Data tied to figure images:
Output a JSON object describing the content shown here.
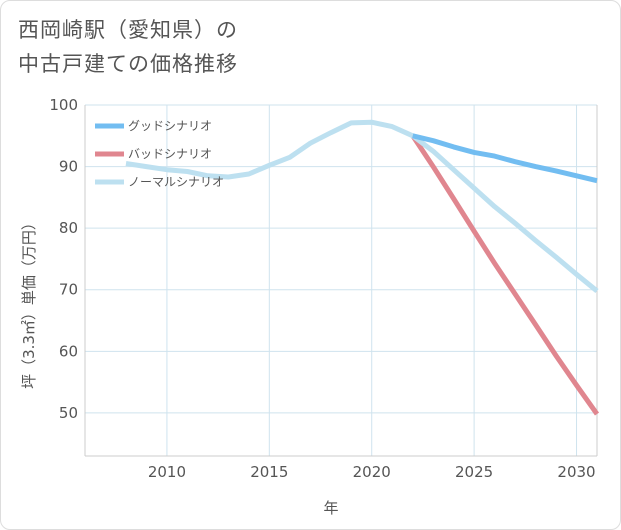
{
  "chart_data": {
    "type": "line",
    "title_lines": [
      "西岡崎駅（愛知県）の",
      "中古戸建ての価格推移"
    ],
    "xlabel": "年",
    "ylabel": "坪（3.3㎡）単価（万円）",
    "xlim": [
      2006,
      2031
    ],
    "ylim": [
      43,
      100
    ],
    "x_ticks": [
      2010,
      2015,
      2020,
      2025,
      2030
    ],
    "y_ticks": [
      50,
      60,
      70,
      80,
      90,
      100
    ],
    "legend_position": "top-left",
    "series": [
      {
        "name": "グッドシナリオ",
        "color": "#72bdf1",
        "x": [
          2022,
          2023,
          2024,
          2025,
          2026,
          2027,
          2028,
          2029,
          2030,
          2031
        ],
        "y": [
          95.0,
          94.2,
          93.2,
          92.3,
          91.7,
          90.8,
          90.0,
          89.3,
          88.5,
          87.7
        ]
      },
      {
        "name": "バッドシナリオ",
        "color": "#e0868f",
        "x": [
          2022,
          2023,
          2024,
          2025,
          2026,
          2027,
          2028,
          2029,
          2030,
          2031
        ],
        "y": [
          95.0,
          90.0,
          84.8,
          79.5,
          74.3,
          69.3,
          64.3,
          59.3,
          54.5,
          49.8
        ]
      },
      {
        "name": "ノーマルシナリオ",
        "color": "#bde0f0",
        "x": [
          2008,
          2009,
          2010,
          2011,
          2012,
          2013,
          2014,
          2015,
          2016,
          2017,
          2018,
          2019,
          2020,
          2021,
          2022,
          2023,
          2024,
          2025,
          2026,
          2027,
          2028,
          2029,
          2030,
          2031
        ],
        "y": [
          90.5,
          90.0,
          89.5,
          89.2,
          88.5,
          88.3,
          88.8,
          90.2,
          91.5,
          93.8,
          95.5,
          97.1,
          97.2,
          96.5,
          95.0,
          92.5,
          89.5,
          86.5,
          83.5,
          80.8,
          78.0,
          75.3,
          72.5,
          69.8
        ]
      }
    ]
  }
}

▸ Work to be completed
Filter out all lines lacking the word "name" and copy the rest.

▸ The output
        "name": "グッドシナリオ",
        "name": "バッドシナリオ",
        "name": "ノーマルシナリオ",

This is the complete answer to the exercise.